Reproduce every line in the listing that contains the word "campaign".

───── Records shown

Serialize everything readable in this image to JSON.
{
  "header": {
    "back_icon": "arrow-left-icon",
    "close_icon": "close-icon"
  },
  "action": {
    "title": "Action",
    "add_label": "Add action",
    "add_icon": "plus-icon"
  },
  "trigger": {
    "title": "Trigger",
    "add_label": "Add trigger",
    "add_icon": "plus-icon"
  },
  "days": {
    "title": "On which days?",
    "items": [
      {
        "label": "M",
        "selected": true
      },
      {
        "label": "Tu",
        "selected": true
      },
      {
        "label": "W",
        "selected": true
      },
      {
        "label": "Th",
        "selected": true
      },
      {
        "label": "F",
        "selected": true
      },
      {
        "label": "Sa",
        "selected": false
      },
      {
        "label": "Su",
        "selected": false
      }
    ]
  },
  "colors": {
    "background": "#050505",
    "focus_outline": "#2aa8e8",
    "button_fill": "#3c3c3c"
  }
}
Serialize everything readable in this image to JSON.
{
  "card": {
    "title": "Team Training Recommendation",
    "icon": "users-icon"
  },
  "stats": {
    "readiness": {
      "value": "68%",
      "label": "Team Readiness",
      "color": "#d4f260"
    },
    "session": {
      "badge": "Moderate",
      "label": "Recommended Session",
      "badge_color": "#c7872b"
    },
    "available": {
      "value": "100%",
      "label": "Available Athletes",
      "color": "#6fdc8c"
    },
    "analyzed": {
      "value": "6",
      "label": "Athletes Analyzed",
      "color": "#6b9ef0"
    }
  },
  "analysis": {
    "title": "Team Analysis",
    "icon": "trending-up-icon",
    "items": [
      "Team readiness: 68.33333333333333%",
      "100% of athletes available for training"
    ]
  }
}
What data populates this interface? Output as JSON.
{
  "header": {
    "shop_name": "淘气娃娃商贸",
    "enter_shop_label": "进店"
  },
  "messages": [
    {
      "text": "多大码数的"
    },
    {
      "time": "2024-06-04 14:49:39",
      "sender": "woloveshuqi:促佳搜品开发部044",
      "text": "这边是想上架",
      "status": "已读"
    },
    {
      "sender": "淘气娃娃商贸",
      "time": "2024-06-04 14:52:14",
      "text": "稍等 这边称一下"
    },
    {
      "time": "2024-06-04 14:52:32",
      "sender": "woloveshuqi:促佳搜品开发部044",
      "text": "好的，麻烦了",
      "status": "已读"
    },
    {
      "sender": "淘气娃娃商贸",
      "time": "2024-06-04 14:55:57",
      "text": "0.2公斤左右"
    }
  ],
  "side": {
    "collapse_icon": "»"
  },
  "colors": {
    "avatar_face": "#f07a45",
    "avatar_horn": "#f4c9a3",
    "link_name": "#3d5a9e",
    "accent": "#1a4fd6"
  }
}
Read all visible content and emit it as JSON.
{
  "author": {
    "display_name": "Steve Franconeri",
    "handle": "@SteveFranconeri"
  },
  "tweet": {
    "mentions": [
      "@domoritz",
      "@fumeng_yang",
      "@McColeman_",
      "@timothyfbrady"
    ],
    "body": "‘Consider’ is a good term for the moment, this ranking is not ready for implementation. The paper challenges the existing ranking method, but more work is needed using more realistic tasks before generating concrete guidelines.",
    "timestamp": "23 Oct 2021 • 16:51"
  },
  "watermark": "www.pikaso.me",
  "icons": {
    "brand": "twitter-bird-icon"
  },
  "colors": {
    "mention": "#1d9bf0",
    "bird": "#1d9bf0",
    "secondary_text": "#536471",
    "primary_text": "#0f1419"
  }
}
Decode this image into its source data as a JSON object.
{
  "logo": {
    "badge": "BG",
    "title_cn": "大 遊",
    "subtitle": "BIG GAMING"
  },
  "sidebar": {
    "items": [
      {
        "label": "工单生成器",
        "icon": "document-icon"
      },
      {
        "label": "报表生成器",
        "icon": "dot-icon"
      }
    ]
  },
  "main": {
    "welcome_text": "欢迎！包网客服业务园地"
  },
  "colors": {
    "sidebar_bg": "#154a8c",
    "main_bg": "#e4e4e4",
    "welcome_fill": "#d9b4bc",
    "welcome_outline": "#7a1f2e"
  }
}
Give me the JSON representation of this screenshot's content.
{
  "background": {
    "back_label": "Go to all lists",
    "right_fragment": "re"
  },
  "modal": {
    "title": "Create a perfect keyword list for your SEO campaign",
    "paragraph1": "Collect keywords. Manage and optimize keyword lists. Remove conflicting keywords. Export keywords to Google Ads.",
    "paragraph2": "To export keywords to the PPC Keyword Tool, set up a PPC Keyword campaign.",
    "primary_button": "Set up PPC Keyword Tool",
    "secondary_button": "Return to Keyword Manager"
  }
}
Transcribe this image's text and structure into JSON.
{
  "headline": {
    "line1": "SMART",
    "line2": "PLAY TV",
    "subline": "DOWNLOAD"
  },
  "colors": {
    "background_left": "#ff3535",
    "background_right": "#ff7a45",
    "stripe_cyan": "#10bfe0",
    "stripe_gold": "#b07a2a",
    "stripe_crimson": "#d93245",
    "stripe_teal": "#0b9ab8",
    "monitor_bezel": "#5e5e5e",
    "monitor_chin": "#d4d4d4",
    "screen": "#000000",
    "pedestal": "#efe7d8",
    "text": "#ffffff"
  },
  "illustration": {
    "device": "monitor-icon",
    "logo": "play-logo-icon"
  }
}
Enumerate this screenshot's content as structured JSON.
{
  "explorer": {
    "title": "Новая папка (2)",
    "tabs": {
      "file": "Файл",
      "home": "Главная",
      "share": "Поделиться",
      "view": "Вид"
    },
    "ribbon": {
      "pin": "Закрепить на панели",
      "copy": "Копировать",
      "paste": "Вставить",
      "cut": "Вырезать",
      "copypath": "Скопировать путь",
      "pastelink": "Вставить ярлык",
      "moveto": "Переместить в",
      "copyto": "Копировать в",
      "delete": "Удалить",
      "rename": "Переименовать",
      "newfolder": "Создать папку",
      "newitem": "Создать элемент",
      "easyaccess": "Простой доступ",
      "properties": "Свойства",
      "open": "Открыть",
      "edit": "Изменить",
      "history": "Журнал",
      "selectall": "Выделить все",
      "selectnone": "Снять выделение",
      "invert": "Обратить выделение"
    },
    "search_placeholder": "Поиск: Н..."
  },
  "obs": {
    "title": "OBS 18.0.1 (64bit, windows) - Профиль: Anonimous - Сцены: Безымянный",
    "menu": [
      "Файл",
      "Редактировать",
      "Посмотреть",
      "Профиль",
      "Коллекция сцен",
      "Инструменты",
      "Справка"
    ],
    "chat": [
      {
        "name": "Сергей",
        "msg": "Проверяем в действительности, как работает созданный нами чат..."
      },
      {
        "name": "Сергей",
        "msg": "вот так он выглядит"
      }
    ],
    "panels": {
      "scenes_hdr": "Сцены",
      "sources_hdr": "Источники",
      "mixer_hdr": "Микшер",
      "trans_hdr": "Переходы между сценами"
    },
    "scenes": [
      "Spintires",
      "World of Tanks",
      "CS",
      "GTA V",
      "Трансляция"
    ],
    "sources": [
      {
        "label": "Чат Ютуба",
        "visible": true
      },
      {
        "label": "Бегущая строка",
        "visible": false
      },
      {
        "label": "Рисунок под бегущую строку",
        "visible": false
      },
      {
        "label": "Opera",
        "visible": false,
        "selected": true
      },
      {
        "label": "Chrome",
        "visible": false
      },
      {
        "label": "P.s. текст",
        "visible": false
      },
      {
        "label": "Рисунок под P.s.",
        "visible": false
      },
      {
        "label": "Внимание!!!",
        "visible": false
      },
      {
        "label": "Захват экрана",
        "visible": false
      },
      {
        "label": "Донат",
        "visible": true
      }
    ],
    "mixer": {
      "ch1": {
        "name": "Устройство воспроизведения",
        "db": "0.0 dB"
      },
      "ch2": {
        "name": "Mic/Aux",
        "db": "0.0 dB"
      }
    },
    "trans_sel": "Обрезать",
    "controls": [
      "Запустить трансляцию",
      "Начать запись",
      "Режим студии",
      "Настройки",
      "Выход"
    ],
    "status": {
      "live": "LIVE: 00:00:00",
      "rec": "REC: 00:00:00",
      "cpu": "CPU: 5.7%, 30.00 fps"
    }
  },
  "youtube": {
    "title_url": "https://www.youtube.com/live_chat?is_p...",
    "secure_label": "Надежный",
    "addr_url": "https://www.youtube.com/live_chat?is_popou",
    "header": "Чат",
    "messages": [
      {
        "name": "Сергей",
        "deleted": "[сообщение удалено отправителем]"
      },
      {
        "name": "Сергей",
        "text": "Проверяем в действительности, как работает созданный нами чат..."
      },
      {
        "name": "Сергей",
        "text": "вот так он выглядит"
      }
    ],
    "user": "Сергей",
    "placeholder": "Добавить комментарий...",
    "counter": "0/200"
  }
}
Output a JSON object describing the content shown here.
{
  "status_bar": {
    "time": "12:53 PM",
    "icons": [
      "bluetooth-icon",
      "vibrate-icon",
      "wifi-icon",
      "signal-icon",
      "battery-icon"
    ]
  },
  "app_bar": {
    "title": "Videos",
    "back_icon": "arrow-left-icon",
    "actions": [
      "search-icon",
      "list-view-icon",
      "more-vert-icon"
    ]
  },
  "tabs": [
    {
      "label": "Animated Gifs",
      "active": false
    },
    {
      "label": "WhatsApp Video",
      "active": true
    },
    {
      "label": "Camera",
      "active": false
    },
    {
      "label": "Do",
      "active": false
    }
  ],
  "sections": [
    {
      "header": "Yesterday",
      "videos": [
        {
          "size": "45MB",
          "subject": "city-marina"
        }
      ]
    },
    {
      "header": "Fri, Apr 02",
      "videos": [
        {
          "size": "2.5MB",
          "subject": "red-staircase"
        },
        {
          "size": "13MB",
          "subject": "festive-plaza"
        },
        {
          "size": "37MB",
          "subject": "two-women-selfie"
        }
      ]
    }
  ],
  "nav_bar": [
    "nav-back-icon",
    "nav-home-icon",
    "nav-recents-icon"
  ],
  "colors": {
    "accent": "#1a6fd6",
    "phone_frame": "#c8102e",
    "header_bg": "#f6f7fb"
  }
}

──────────

# Final answer
    "title": "Create a perfect keyword list for your SEO campaign",
    "paragraph2": "To export keywords to the PPC Keyword Tool, set up a PPC Keyword campaign.",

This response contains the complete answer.